═════ LISTED ENTRIES

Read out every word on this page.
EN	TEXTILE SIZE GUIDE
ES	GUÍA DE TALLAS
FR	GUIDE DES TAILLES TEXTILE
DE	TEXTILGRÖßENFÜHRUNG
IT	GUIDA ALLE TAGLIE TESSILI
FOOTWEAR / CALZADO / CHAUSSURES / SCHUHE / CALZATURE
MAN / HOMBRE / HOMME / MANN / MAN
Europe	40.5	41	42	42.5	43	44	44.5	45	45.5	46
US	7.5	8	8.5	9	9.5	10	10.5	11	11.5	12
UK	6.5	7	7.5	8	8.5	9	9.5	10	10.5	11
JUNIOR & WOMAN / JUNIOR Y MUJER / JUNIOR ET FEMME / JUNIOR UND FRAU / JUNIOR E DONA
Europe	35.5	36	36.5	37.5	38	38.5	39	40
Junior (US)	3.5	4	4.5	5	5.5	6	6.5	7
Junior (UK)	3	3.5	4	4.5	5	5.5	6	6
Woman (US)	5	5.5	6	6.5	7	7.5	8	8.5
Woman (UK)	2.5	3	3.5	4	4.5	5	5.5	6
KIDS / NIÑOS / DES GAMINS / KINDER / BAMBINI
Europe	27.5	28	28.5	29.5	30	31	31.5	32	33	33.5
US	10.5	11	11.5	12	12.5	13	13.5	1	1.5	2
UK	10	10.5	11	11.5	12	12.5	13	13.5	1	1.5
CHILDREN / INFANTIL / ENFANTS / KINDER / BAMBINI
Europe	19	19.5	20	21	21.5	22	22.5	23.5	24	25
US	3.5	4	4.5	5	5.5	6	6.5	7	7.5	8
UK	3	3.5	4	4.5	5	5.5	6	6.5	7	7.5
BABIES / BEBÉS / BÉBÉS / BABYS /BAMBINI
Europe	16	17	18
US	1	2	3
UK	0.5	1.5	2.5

══════════

**BRIEF**. Copy every record exactly, with nothing added or dropped.

**REPLY TO THE TASK**.
Read out every word on this page.
EN	TEXTILE SIZE GUIDE
ES	GUÍA DE TALLAS
FR	GUIDE DES TAILLES TEXTILE
DE	TEXTILGRÖßENFÜHRUNG
IT	GUIDA ALLE TAGLIE TESSILI
FOOTWEAR / CALZADO / CHAUSSURES / SCHUHE / CALZATURE
MAN / HOMBRE / HOMME / MANN / MAN
Europe	40.5	41	42	42.5	43	44	44.5	45	45.5	46
US	7.5	8	8.5	9	9.5	10	10.5	11	11.5	12
UK	6.5	7	7.5	8	8.5	9	9.5	10	10.5	11
JUNIOR & WOMAN / JUNIOR Y MUJER / JUNIOR ET FEMME / JUNIOR UND FRAU / JUNIOR E DONA
Europe	35.5	36	36.5	37.5	38	38.5	39	40
Junior (US)	3.5	4	4.5	5	5.5	6	6.5	7
Junior (UK)	3	3.5	4	4.5	5	5.5	6	6
Woman (US)	5	5.5	6	6.5	7	7.5	8	8.5
Woman (UK)	2.5	3	3.5	4	4.5	5	5.5	6
KIDS / NIÑOS / DES GAMINS / KINDER / BAMBINI
Europe	27.5	28	28.5	29.5	30	31	31.5	32	33	33.5
US	10.5	11	11.5	12	12.5	13	13.5	1	1.5	2
UK	10	10.5	11	11.5	12	12.5	13	13.5	1	1.5
CHILDREN / INFANTIL / ENFANTS / KINDER / BAMBINI
Europe	19	19.5	20	21	21.5	22	22.5	23.5	24	25
US	3.5	4	4.5	5	5.5	6	6.5	7	7.5	8
UK	3	3.5	4	4.5	5	5.5	6	6.5	7	7.5
BABIES / BEBÉS / BÉBÉS / BABYS /BAMBINI
Europe	16	17	18
US	1	2	3
UK	0.5	1.5	2.5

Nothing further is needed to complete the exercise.